• Work required: Transcribe all the entries word for word, omitting any pictures they contain.

------ Task material

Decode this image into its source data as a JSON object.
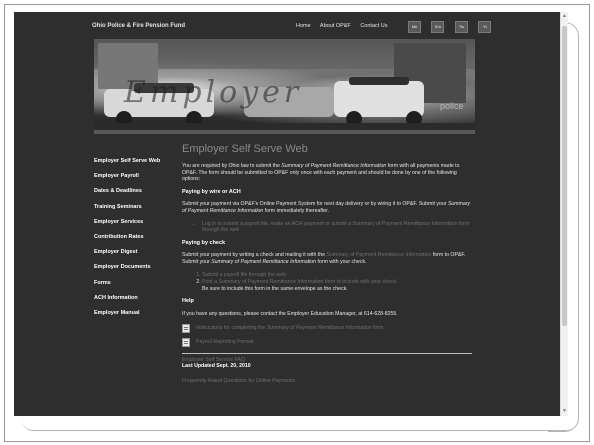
{
  "header": {
    "site_name": "Ohio Police & Fire Pension Fund",
    "nav": [
      "Home",
      "About OP&F",
      "Contact Us"
    ],
    "social": [
      "Me",
      "Em",
      "Tw",
      "Yt"
    ]
  },
  "banner": {
    "caption": "Employer",
    "watermark": "police"
  },
  "sidebar": {
    "items": [
      "Employer Self Serve Web",
      "Employer Payroll",
      "Dates & Deadlines",
      "Training Seminars",
      "Employer Services",
      "Contribution Rates",
      "Employer Digest",
      "Employer Documents",
      "Forms",
      "ACH Information",
      "Employer Manual"
    ]
  },
  "main": {
    "title": "Employer Self Serve Web",
    "intro": {
      "t1": "You are required by Ohio law to submit the ",
      "t2": "Summary of Payment Remittance Information",
      "t3": " form with all payments made to OP&F. The form should be submitted to OP&F only once with each payment and should be done by one of the following options:"
    },
    "wire": {
      "heading": "Paying by wire or ACH",
      "t1": "Submit your payment via OP&F's Online Payment System for next day delivery or by wiring it to OP&F. Submit your ",
      "t2": "Summary of Payment Remittance Information",
      "t3": " form immediately thereafter.",
      "bullet": "Log in to submit a payroll file, make an ACH payment or submit a Summary of Payment Remittance Information form through the web"
    },
    "check": {
      "heading": "Paying by check",
      "t1": "Submit your payment by writing a check and mailing it with the ",
      "t2": "Summary of Payment Remittance Information",
      "t3": " form to OP&F.  Submit your ",
      "t4": "Summary of Payment Remittance Information",
      "t5": " form with your check.",
      "steps": [
        "Submit a payroll file through the web",
        "Print a Summary of Payment Remittance Information form to include with your check"
      ],
      "note": "Be sure to include this form in the same envelope as the check."
    },
    "help": {
      "heading": "Help",
      "text": "If you have any questions, please contact the Employer Education Manager, at 614-628-8255."
    },
    "docs": [
      {
        "t1": "Instructions for completing the ",
        "t2": "Summary of Payment Remittance Information",
        "t3": " form"
      },
      {
        "t1": "Payroll Reporting Format"
      }
    ],
    "faq": "Employer Self Service FAQ",
    "last_updated": "Last Updated Sept. 20, 2010",
    "faq2": "Frequently Asked Questions for Online Payments"
  }
}
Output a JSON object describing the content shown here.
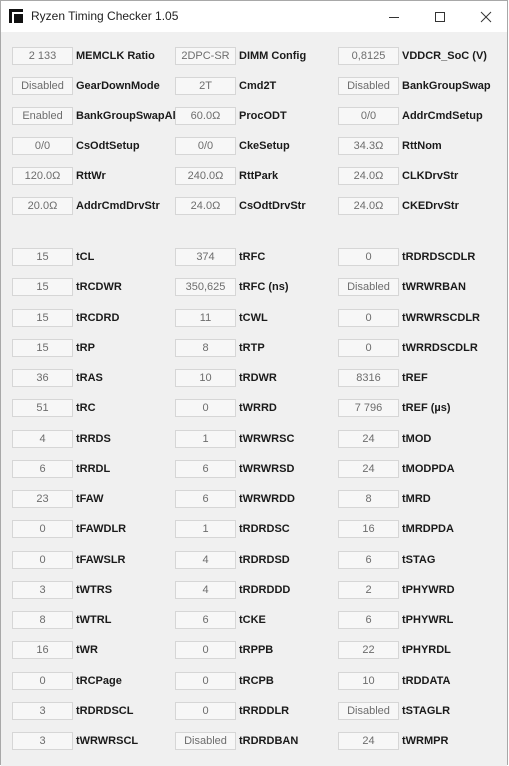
{
  "window": {
    "title": "Ryzen Timing Checker 1.05"
  },
  "columns": [
    [
      {
        "value": "2 133",
        "label": "MEMCLK Ratio"
      },
      {
        "value": "Disabled",
        "label": "GearDownMode"
      },
      {
        "value": "Enabled",
        "label": "BankGroupSwapAlt"
      },
      {
        "value": "0/0",
        "label": "CsOdtSetup"
      },
      {
        "value": "120.0Ω",
        "label": "RttWr"
      },
      {
        "value": "20.0Ω",
        "label": "AddrCmdDrvStr"
      },
      {
        "value": "15",
        "label": "tCL"
      },
      {
        "value": "15",
        "label": "tRCDWR"
      },
      {
        "value": "15",
        "label": "tRCDRD"
      },
      {
        "value": "15",
        "label": "tRP"
      },
      {
        "value": "36",
        "label": "tRAS"
      },
      {
        "value": "51",
        "label": "tRC"
      },
      {
        "value": "4",
        "label": "tRRDS"
      },
      {
        "value": "6",
        "label": "tRRDL"
      },
      {
        "value": "23",
        "label": "tFAW"
      },
      {
        "value": "0",
        "label": "tFAWDLR"
      },
      {
        "value": "0",
        "label": "tFAWSLR"
      },
      {
        "value": "3",
        "label": "tWTRS"
      },
      {
        "value": "8",
        "label": "tWTRL"
      },
      {
        "value": "16",
        "label": "tWR"
      },
      {
        "value": "0",
        "label": "tRCPage"
      },
      {
        "value": "3",
        "label": "tRDRDSCL"
      },
      {
        "value": "3",
        "label": "tWRWRSCL"
      }
    ],
    [
      {
        "value": "2DPC-SR",
        "label": "DIMM Config"
      },
      {
        "value": "2T",
        "label": "Cmd2T"
      },
      {
        "value": "60.0Ω",
        "label": "ProcODT"
      },
      {
        "value": "0/0",
        "label": "CkeSetup"
      },
      {
        "value": "240.0Ω",
        "label": "RttPark"
      },
      {
        "value": "24.0Ω",
        "label": "CsOdtDrvStr"
      },
      {
        "value": "374",
        "label": "tRFC"
      },
      {
        "value": "350,625",
        "label": "tRFC (ns)"
      },
      {
        "value": "11",
        "label": "tCWL"
      },
      {
        "value": "8",
        "label": "tRTP"
      },
      {
        "value": "10",
        "label": "tRDWR"
      },
      {
        "value": "0",
        "label": "tWRRD"
      },
      {
        "value": "1",
        "label": "tWRWRSC"
      },
      {
        "value": "6",
        "label": "tWRWRSD"
      },
      {
        "value": "6",
        "label": "tWRWRDD"
      },
      {
        "value": "1",
        "label": "tRDRDSC"
      },
      {
        "value": "4",
        "label": "tRDRDSD"
      },
      {
        "value": "4",
        "label": "tRDRDDD"
      },
      {
        "value": "6",
        "label": "tCKE"
      },
      {
        "value": "0",
        "label": "tRPPB"
      },
      {
        "value": "0",
        "label": "tRCPB"
      },
      {
        "value": "0",
        "label": "tRRDDLR"
      },
      {
        "value": "Disabled",
        "label": "tRDRDBAN"
      }
    ],
    [
      {
        "value": "0,8125",
        "label": "VDDCR_SoC (V)"
      },
      {
        "value": "Disabled",
        "label": "BankGroupSwap"
      },
      {
        "value": "0/0",
        "label": "AddrCmdSetup"
      },
      {
        "value": "34.3Ω",
        "label": "RttNom"
      },
      {
        "value": "24.0Ω",
        "label": "CLKDrvStr"
      },
      {
        "value": "24.0Ω",
        "label": "CKEDrvStr"
      },
      {
        "value": "0",
        "label": "tRDRDSCDLR"
      },
      {
        "value": "Disabled",
        "label": "tWRWRBAN"
      },
      {
        "value": "0",
        "label": "tWRWRSCDLR"
      },
      {
        "value": "0",
        "label": "tWRRDSCDLR"
      },
      {
        "value": "8316",
        "label": "tREF"
      },
      {
        "value": "7 796",
        "label": "tREF (µs)"
      },
      {
        "value": "24",
        "label": "tMOD"
      },
      {
        "value": "24",
        "label": "tMODPDA"
      },
      {
        "value": "8",
        "label": "tMRD"
      },
      {
        "value": "16",
        "label": "tMRDPDA"
      },
      {
        "value": "6",
        "label": "tSTAG"
      },
      {
        "value": "2",
        "label": "tPHYWRD"
      },
      {
        "value": "6",
        "label": "tPHYWRL"
      },
      {
        "value": "22",
        "label": "tPHYRDL"
      },
      {
        "value": "10",
        "label": "tRDDATA"
      },
      {
        "value": "Disabled",
        "label": "tSTAGLR"
      },
      {
        "value": "24",
        "label": "tWRMPR"
      }
    ]
  ]
}
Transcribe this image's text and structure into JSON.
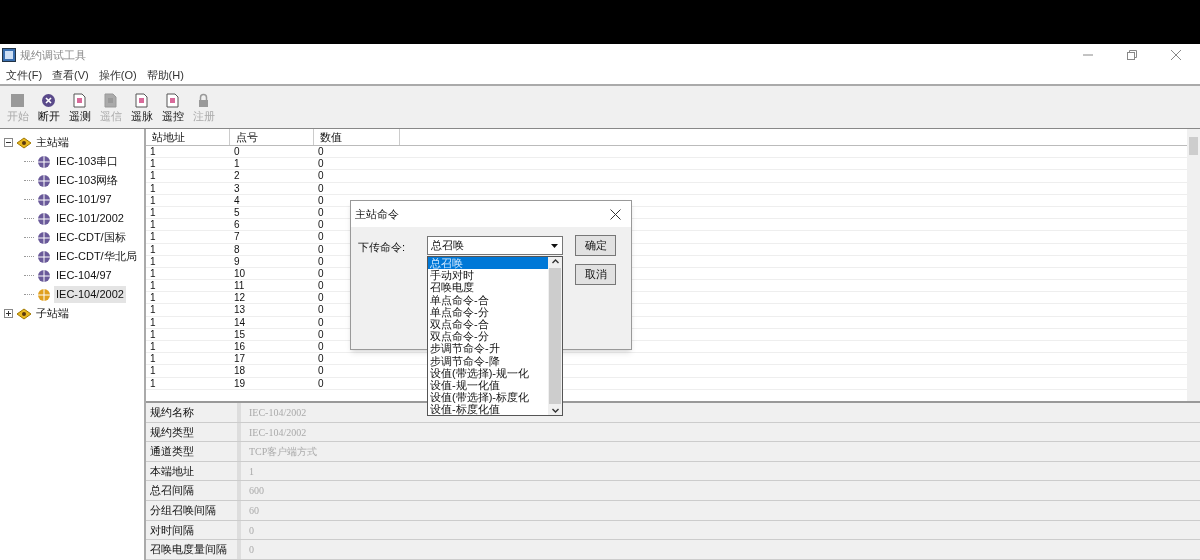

------------

• Correct output:
Decode this image into its source data as a JSON object.
{
  "header": {
    "site_name": "Ohio Police & Fire Pension Fund",
    "nav": [
      "Home",
      "About OP&F",
      "Contact Us"
    ],
    "social": [
      "Me",
      "Em",
      "Tw",
      "Yt"
    ]
  },
  "banner": {
    "caption": "Employer",
    "watermark": "police"
  },
  "sidebar": {
    "items": [
      "Employer Self Serve Web",
      "Employer Payroll",
      "Dates & Deadlines",
      "Training Seminars",
      "Employer Services",
      "Contribution Rates",
      "Employer Digest",
      "Employer Documents",
      "Forms",
      "ACH Information",
      "Employer Manual"
    ]
  },
  "main": {
    "title": "Employer Self Serve Web",
    "intro": {
      "t1": "You are required by Ohio law to submit the ",
      "t2": "Summary of Payment Remittance Information",
      "t3": " form with all payments made to OP&F. The form should be submitted to OP&F only once with each payment and should be done by one of the following options:"
    },
    "wire": {
      "heading": "Paying by wire or ACH",
      "t1": "Submit your payment via OP&F's Online Payment System for next day delivery or by wiring it to OP&F. Submit your ",
      "t2": "Summary of Payment Remittance Information",
      "t3": " form immediately thereafter.",
      "bullet": "Log in to submit a payroll file, make an ACH payment or submit a Summary of Payment Remittance Information form through the web"
    },
    "check": {
      "heading": "Paying by check",
      "t1": "Submit your payment by writing a check and mailing it with the ",
      "t2": "Summary of Payment Remittance Information",
      "t3": " form to OP&F.  Submit your ",
      "t4": "Summary of Payment Remittance Information",
      "t5": " form with your check.",
      "steps": [
        "Submit a payroll file through the web",
        "Print a Summary of Payment Remittance Information form to include with your check"
      ],
      "note": "Be sure to include this form in the same envelope as the check."
    },
    "help": {
      "heading": "Help",
      "text": "If you have any questions, please contact the Employer Education Manager, at 614-628-8255."
    },
    "docs": [
      {
        "t1": "Instructions for completing the ",
        "t2": "Summary of Payment Remittance Information",
        "t3": " form"
      },
      {
        "t1": "Payroll Reporting Format"
      }
    ],
    "faq": "Employer Self Service FAQ",
    "last_updated": "Last Updated Sept. 20, 2010",
    "faq2": "Frequently Asked Questions for Online Payments"
  }
}
Output a JSON object describing the content shown here.
{
  "window": {
    "title": "Ryzen Timing Checker 1.05"
  },
  "columns": [
    [
      {
        "value": "2 133",
        "label": "MEMCLK Ratio"
      },
      {
        "value": "Disabled",
        "label": "GearDownMode"
      },
      {
        "value": "Enabled",
        "label": "BankGroupSwapAlt"
      },
      {
        "value": "0/0",
        "label": "CsOdtSetup"
      },
      {
        "value": "120.0Ω",
        "label": "RttWr"
      },
      {
        "value": "20.0Ω",
        "label": "AddrCmdDrvStr"
      },
      {
        "value": "15",
        "label": "tCL"
      },
      {
        "value": "15",
        "label": "tRCDWR"
      },
      {
        "value": "15",
        "label": "tRCDRD"
      },
      {
        "value": "15",
        "label": "tRP"
      },
      {
        "value": "36",
        "label": "tRAS"
      },
      {
        "value": "51",
        "label": "tRC"
      },
      {
        "value": "4",
        "label": "tRRDS"
      },
      {
        "value": "6",
        "label": "tRRDL"
      },
      {
        "value": "23",
        "label": "tFAW"
      },
      {
        "value": "0",
        "label": "tFAWDLR"
      },
      {
        "value": "0",
        "label": "tFAWSLR"
      },
      {
        "value": "3",
        "label": "tWTRS"
      },
      {
        "value": "8",
        "label": "tWTRL"
      },
      {
        "value": "16",
        "label": "tWR"
      },
      {
        "value": "0",
        "label": "tRCPage"
      },
      {
        "value": "3",
        "label": "tRDRDSCL"
      },
      {
        "value": "3",
        "label": "tWRWRSCL"
      }
    ],
    [
      {
        "value": "2DPC-SR",
        "label": "DIMM Config"
      },
      {
        "value": "2T",
        "label": "Cmd2T"
      },
      {
        "value": "60.0Ω",
        "label": "ProcODT"
      },
      {
        "value": "0/0",
        "label": "CkeSetup"
      },
      {
        "value": "240.0Ω",
        "label": "RttPark"
      },
      {
        "value": "24.0Ω",
        "label": "CsOdtDrvStr"
      },
      {
        "value": "374",
        "label": "tRFC"
      },
      {
        "value": "350,625",
        "label": "tRFC (ns)"
      },
      {
        "value": "11",
        "label": "tCWL"
      },
      {
        "value": "8",
        "label": "tRTP"
      },
      {
        "value": "10",
        "label": "tRDWR"
      },
      {
        "value": "0",
        "label": "tWRRD"
      },
      {
        "value": "1",
        "label": "tWRWRSC"
      },
      {
        "value": "6",
        "label": "tWRWRSD"
      },
      {
        "value": "6",
        "label": "tWRWRDD"
      },
      {
        "value": "1",
        "label": "tRDRDSC"
      },
      {
        "value": "4",
        "label": "tRDRDSD"
      },
      {
        "value": "4",
        "label": "tRDRDDD"
      },
      {
        "value": "6",
        "label": "tCKE"
      },
      {
        "value": "0",
        "label": "tRPPB"
      },
      {
        "value": "0",
        "label": "tRCPB"
      },
      {
        "value": "0",
        "label": "tRRDDLR"
      },
      {
        "value": "Disabled",
        "label": "tRDRDBAN"
      }
    ],
    [
      {
        "value": "0,8125",
        "label": "VDDCR_SoC (V)"
      },
      {
        "value": "Disabled",
        "label": "BankGroupSwap"
      },
      {
        "value": "0/0",
        "label": "AddrCmdSetup"
      },
      {
        "value": "34.3Ω",
        "label": "RttNom"
      },
      {
        "value": "24.0Ω",
        "label": "CLKDrvStr"
      },
      {
        "value": "24.0Ω",
        "label": "CKEDrvStr"
      },
      {
        "value": "0",
        "label": "tRDRDSCDLR"
      },
      {
        "value": "Disabled",
        "label": "tWRWRBAN"
      },
      {
        "value": "0",
        "label": "tWRWRSCDLR"
      },
      {
        "value": "0",
        "label": "tWRRDSCDLR"
      },
      {
        "value": "8316",
        "label": "tREF"
      },
      {
        "value": "7 796",
        "label": "tREF (µs)"
      },
      {
        "value": "24",
        "label": "tMOD"
      },
      {
        "value": "24",
        "label": "tMODPDA"
      },
      {
        "value": "8",
        "label": "tMRD"
      },
      {
        "value": "16",
        "label": "tMRDPDA"
      },
      {
        "value": "6",
        "label": "tSTAG"
      },
      {
        "value": "2",
        "label": "tPHYWRD"
      },
      {
        "value": "6",
        "label": "tPHYWRL"
      },
      {
        "value": "22",
        "label": "tPHYRDL"
      },
      {
        "value": "10",
        "label": "tRDDATA"
      },
      {
        "value": "Disabled",
        "label": "tSTAGLR"
      },
      {
        "value": "24",
        "label": "tWRMPR"
      }
    ]
  ]
}
Transcribe this image's text and structure into JSON.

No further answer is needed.